▸ **THE PROBLEM**: Each line containing the word "Reading" should be found and copied.

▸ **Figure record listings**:
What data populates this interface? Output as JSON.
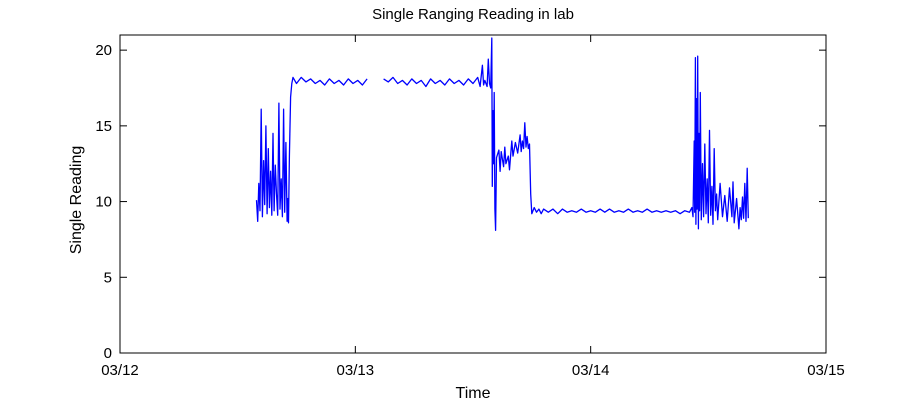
{
  "chart_data": {
    "type": "line",
    "title": "Single Ranging Reading in lab",
    "xlabel": "Time",
    "ylabel": "Single Reading",
    "xlim": [
      0,
      3
    ],
    "ylim": [
      0,
      21
    ],
    "x_ticks": [
      {
        "value": 0,
        "label": "03/12"
      },
      {
        "value": 1,
        "label": "03/13"
      },
      {
        "value": 2,
        "label": "03/14"
      },
      {
        "value": 3,
        "label": "03/15"
      }
    ],
    "y_ticks": [
      0,
      5,
      10,
      15,
      20
    ],
    "grid": false,
    "series_color": "#0000ff",
    "series": [
      {
        "segments": [
          [
            [
              0.58,
              10.1
            ],
            [
              0.585,
              8.7
            ],
            [
              0.59,
              11.2
            ],
            [
              0.595,
              9.4
            ],
            [
              0.6,
              16.1
            ],
            [
              0.605,
              9.0
            ],
            [
              0.61,
              12.7
            ],
            [
              0.615,
              9.8
            ],
            [
              0.62,
              15.0
            ],
            [
              0.625,
              9.2
            ],
            [
              0.63,
              13.5
            ],
            [
              0.635,
              9.6
            ],
            [
              0.64,
              12.0
            ],
            [
              0.645,
              9.1
            ],
            [
              0.65,
              14.5
            ],
            [
              0.655,
              9.4
            ],
            [
              0.66,
              12.4
            ],
            [
              0.665,
              10.5
            ],
            [
              0.67,
              9.1
            ],
            [
              0.675,
              16.5
            ],
            [
              0.68,
              9.5
            ],
            [
              0.685,
              11.5
            ],
            [
              0.69,
              9.0
            ],
            [
              0.695,
              16.1
            ],
            [
              0.7,
              9.3
            ],
            [
              0.705,
              13.9
            ],
            [
              0.71,
              8.7
            ],
            [
              0.713,
              10.2
            ],
            [
              0.716,
              8.6
            ],
            [
              0.72,
              13.0
            ],
            [
              0.725,
              16.9
            ],
            [
              0.73,
              17.8
            ],
            [
              0.735,
              18.2
            ],
            [
              0.75,
              17.8
            ],
            [
              0.77,
              18.2
            ],
            [
              0.79,
              17.9
            ],
            [
              0.81,
              18.1
            ],
            [
              0.83,
              17.8
            ],
            [
              0.85,
              18.0
            ],
            [
              0.87,
              17.7
            ],
            [
              0.89,
              18.1
            ],
            [
              0.91,
              17.8
            ],
            [
              0.93,
              18.0
            ],
            [
              0.95,
              17.7
            ],
            [
              0.97,
              18.1
            ],
            [
              0.99,
              17.8
            ],
            [
              1.01,
              18.0
            ],
            [
              1.03,
              17.7
            ],
            [
              1.05,
              18.1
            ]
          ],
          [
            [
              1.12,
              18.1
            ],
            [
              1.14,
              17.9
            ],
            [
              1.16,
              18.2
            ],
            [
              1.18,
              17.8
            ],
            [
              1.2,
              18.0
            ],
            [
              1.22,
              17.7
            ],
            [
              1.24,
              18.1
            ],
            [
              1.26,
              17.8
            ],
            [
              1.28,
              18.0
            ],
            [
              1.3,
              17.6
            ],
            [
              1.32,
              18.1
            ],
            [
              1.34,
              17.8
            ],
            [
              1.36,
              18.0
            ],
            [
              1.38,
              17.7
            ],
            [
              1.4,
              18.1
            ],
            [
              1.42,
              17.8
            ],
            [
              1.44,
              18.0
            ],
            [
              1.46,
              17.7
            ],
            [
              1.48,
              18.1
            ],
            [
              1.5,
              17.8
            ],
            [
              1.52,
              18.2
            ],
            [
              1.53,
              17.6
            ],
            [
              1.54,
              19.0
            ],
            [
              1.545,
              17.7
            ],
            [
              1.55,
              18.0
            ],
            [
              1.56,
              17.6
            ],
            [
              1.565,
              19.4
            ],
            [
              1.57,
              17.8
            ],
            [
              1.575,
              17.5
            ],
            [
              1.58,
              20.8
            ],
            [
              1.582,
              11.0
            ],
            [
              1.585,
              16.0
            ],
            [
              1.588,
              12.5
            ],
            [
              1.59,
              17.2
            ],
            [
              1.593,
              9.5
            ],
            [
              1.596,
              8.1
            ],
            [
              1.6,
              12.9
            ],
            [
              1.61,
              13.4
            ],
            [
              1.615,
              12.0
            ],
            [
              1.62,
              13.3
            ],
            [
              1.63,
              12.3
            ],
            [
              1.635,
              13.6
            ],
            [
              1.64,
              12.5
            ],
            [
              1.65,
              13.0
            ],
            [
              1.655,
              12.1
            ],
            [
              1.66,
              13.1
            ],
            [
              1.665,
              14.0
            ],
            [
              1.67,
              13.0
            ],
            [
              1.68,
              13.9
            ],
            [
              1.69,
              13.2
            ],
            [
              1.7,
              14.4
            ],
            [
              1.705,
              13.3
            ],
            [
              1.71,
              14.0
            ],
            [
              1.715,
              13.5
            ],
            [
              1.72,
              15.2
            ],
            [
              1.725,
              13.6
            ],
            [
              1.73,
              14.3
            ],
            [
              1.735,
              13.5
            ],
            [
              1.74,
              13.8
            ],
            [
              1.745,
              10.5
            ],
            [
              1.75,
              9.2
            ],
            [
              1.76,
              9.6
            ],
            [
              1.77,
              9.3
            ],
            [
              1.78,
              9.5
            ],
            [
              1.79,
              9.2
            ],
            [
              1.8,
              9.5
            ],
            [
              1.82,
              9.3
            ],
            [
              1.84,
              9.5
            ],
            [
              1.86,
              9.2
            ],
            [
              1.88,
              9.5
            ],
            [
              1.9,
              9.3
            ],
            [
              1.92,
              9.4
            ],
            [
              1.94,
              9.3
            ],
            [
              1.96,
              9.5
            ],
            [
              1.98,
              9.3
            ],
            [
              2.0,
              9.4
            ],
            [
              2.02,
              9.3
            ],
            [
              2.04,
              9.5
            ],
            [
              2.06,
              9.3
            ],
            [
              2.08,
              9.5
            ],
            [
              2.1,
              9.3
            ],
            [
              2.12,
              9.4
            ],
            [
              2.14,
              9.3
            ],
            [
              2.16,
              9.5
            ],
            [
              2.18,
              9.3
            ],
            [
              2.2,
              9.4
            ],
            [
              2.22,
              9.3
            ],
            [
              2.24,
              9.5
            ],
            [
              2.26,
              9.3
            ],
            [
              2.28,
              9.4
            ],
            [
              2.3,
              9.3
            ],
            [
              2.32,
              9.4
            ],
            [
              2.34,
              9.3
            ],
            [
              2.36,
              9.4
            ],
            [
              2.38,
              9.2
            ],
            [
              2.4,
              9.4
            ],
            [
              2.42,
              9.3
            ],
            [
              2.43,
              9.6
            ],
            [
              2.435,
              9.0
            ],
            [
              2.44,
              14.0
            ],
            [
              2.442,
              9.3
            ],
            [
              2.445,
              19.5
            ],
            [
              2.447,
              8.5
            ],
            [
              2.45,
              16.8
            ],
            [
              2.452,
              9.5
            ],
            [
              2.455,
              19.6
            ],
            [
              2.458,
              8.2
            ],
            [
              2.46,
              14.5
            ],
            [
              2.463,
              9.4
            ],
            [
              2.466,
              17.2
            ],
            [
              2.47,
              8.8
            ],
            [
              2.475,
              12.5
            ],
            [
              2.48,
              9.0
            ],
            [
              2.485,
              13.8
            ],
            [
              2.49,
              9.2
            ],
            [
              2.495,
              11.5
            ],
            [
              2.5,
              8.6
            ],
            [
              2.505,
              14.7
            ],
            [
              2.51,
              9.1
            ],
            [
              2.515,
              11.0
            ],
            [
              2.52,
              8.5
            ],
            [
              2.525,
              13.5
            ],
            [
              2.53,
              9.4
            ],
            [
              2.535,
              10.5
            ],
            [
              2.54,
              8.8
            ],
            [
              2.55,
              11.2
            ],
            [
              2.56,
              9.0
            ],
            [
              2.57,
              10.4
            ],
            [
              2.58,
              8.7
            ],
            [
              2.59,
              10.9
            ],
            [
              2.6,
              9.0
            ],
            [
              2.605,
              11.3
            ],
            [
              2.61,
              8.6
            ],
            [
              2.62,
              10.2
            ],
            [
              2.63,
              8.2
            ],
            [
              2.635,
              9.6
            ],
            [
              2.64,
              8.8
            ],
            [
              2.645,
              10.3
            ],
            [
              2.65,
              8.9
            ],
            [
              2.655,
              11.2
            ],
            [
              2.66,
              8.7
            ],
            [
              2.665,
              12.2
            ],
            [
              2.67,
              8.9
            ]
          ]
        ]
      }
    ]
  }
}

▸ **ANSWER TO THE EXERCISE**:
    "title": "Single Ranging Reading in lab",
    "ylabel": "Single Reading",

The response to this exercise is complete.